TASK PROMPT: Pull each line containing "JSON" out of the data and copy it.

RECORDS TO PROCESS:

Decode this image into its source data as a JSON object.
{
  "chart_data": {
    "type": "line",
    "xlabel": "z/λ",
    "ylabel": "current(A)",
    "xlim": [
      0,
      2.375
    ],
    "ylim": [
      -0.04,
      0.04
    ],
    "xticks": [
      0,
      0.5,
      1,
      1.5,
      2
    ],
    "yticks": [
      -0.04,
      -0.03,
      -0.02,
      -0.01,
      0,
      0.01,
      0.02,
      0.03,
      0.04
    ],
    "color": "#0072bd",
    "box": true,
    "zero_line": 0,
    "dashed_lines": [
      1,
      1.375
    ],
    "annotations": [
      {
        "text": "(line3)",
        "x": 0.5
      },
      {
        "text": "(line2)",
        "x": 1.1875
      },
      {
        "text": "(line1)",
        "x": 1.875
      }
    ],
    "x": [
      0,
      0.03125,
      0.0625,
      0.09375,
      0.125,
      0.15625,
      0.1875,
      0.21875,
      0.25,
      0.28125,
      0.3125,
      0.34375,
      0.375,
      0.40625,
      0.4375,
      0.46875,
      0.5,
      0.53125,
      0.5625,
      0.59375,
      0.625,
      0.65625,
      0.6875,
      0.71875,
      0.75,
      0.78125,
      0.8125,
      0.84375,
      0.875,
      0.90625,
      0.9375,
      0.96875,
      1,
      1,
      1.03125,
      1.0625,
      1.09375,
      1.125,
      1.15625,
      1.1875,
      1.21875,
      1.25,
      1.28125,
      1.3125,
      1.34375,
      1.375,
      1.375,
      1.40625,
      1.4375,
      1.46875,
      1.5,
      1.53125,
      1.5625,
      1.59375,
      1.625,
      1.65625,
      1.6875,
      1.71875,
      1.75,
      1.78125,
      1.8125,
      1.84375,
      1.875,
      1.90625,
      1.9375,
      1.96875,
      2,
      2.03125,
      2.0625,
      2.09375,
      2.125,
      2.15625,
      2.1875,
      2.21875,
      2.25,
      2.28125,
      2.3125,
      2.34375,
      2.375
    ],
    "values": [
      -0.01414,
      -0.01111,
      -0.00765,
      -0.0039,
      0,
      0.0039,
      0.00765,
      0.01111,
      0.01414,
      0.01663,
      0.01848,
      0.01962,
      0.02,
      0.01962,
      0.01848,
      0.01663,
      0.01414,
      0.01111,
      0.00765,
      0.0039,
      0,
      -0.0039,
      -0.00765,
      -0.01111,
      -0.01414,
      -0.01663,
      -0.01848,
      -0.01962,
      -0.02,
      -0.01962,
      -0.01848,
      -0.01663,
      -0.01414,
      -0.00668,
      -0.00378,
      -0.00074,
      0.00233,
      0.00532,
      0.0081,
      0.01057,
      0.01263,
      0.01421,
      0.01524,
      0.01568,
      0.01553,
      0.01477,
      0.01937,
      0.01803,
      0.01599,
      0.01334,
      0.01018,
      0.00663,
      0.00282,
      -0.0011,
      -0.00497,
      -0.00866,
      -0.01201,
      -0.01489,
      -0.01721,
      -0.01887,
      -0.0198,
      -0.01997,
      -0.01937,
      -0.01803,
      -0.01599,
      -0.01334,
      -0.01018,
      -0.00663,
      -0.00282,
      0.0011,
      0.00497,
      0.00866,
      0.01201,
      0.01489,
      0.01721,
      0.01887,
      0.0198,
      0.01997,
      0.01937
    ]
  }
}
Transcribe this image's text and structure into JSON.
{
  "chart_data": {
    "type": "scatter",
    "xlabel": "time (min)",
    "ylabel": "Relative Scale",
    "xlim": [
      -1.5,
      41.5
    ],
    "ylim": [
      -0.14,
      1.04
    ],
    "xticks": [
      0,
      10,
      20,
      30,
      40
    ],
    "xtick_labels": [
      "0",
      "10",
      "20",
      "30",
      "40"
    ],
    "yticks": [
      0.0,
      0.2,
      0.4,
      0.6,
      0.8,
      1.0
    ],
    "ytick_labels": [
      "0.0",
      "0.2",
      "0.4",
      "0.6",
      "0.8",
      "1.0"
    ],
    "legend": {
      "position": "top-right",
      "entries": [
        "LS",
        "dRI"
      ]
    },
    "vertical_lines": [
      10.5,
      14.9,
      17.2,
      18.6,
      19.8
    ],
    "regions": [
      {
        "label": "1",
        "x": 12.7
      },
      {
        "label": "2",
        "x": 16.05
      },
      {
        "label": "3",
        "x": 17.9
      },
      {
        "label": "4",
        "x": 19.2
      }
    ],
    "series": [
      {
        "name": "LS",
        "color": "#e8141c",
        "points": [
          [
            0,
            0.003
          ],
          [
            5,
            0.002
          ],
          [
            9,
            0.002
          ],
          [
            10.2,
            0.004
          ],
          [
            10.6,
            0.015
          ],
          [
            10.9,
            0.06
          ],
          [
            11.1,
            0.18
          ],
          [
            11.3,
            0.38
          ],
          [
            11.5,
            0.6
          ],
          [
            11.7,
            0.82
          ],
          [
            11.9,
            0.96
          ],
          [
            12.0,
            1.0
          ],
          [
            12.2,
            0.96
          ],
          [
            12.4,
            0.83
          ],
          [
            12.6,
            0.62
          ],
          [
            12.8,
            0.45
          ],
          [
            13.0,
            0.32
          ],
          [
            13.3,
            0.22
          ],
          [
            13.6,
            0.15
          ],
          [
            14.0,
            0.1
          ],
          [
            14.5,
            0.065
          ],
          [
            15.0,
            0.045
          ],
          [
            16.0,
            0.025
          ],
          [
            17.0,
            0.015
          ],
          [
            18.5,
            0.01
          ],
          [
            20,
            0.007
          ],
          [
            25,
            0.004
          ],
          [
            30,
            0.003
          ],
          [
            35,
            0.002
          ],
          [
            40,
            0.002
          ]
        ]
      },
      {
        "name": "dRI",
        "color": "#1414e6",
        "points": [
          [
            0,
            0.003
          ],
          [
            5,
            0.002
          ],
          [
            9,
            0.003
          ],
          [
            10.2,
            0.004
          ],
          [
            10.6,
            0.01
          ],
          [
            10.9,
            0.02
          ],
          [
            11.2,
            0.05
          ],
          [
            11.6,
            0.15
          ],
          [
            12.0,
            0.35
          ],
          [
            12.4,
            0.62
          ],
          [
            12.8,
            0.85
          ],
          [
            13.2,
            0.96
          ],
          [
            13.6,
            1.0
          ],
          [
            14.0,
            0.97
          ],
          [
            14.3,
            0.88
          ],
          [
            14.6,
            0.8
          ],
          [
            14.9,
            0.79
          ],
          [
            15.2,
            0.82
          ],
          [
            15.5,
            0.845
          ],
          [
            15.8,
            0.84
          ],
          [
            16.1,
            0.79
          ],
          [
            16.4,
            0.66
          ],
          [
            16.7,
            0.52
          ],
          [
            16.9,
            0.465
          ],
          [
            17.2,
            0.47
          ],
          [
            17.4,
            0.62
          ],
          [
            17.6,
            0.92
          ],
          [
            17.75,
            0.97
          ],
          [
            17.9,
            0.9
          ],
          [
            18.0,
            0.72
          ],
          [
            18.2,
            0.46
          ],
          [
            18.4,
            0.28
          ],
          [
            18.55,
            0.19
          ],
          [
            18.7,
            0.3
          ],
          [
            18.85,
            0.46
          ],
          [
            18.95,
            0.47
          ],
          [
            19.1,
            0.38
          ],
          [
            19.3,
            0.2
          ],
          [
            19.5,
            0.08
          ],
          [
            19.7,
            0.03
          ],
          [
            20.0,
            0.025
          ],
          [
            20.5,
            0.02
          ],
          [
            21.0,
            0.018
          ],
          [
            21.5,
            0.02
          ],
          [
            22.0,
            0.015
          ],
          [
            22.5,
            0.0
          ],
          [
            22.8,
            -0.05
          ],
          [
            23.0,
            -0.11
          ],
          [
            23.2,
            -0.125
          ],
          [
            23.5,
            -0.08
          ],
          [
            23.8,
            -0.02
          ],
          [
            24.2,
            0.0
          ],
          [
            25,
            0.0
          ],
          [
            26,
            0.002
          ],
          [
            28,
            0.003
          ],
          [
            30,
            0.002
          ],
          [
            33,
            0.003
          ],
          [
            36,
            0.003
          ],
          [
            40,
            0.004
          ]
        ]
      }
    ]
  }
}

EXERCISE ANSWER:
Decode this image into its source data as a JSON object.
Transcribe this image's text and structure into JSON.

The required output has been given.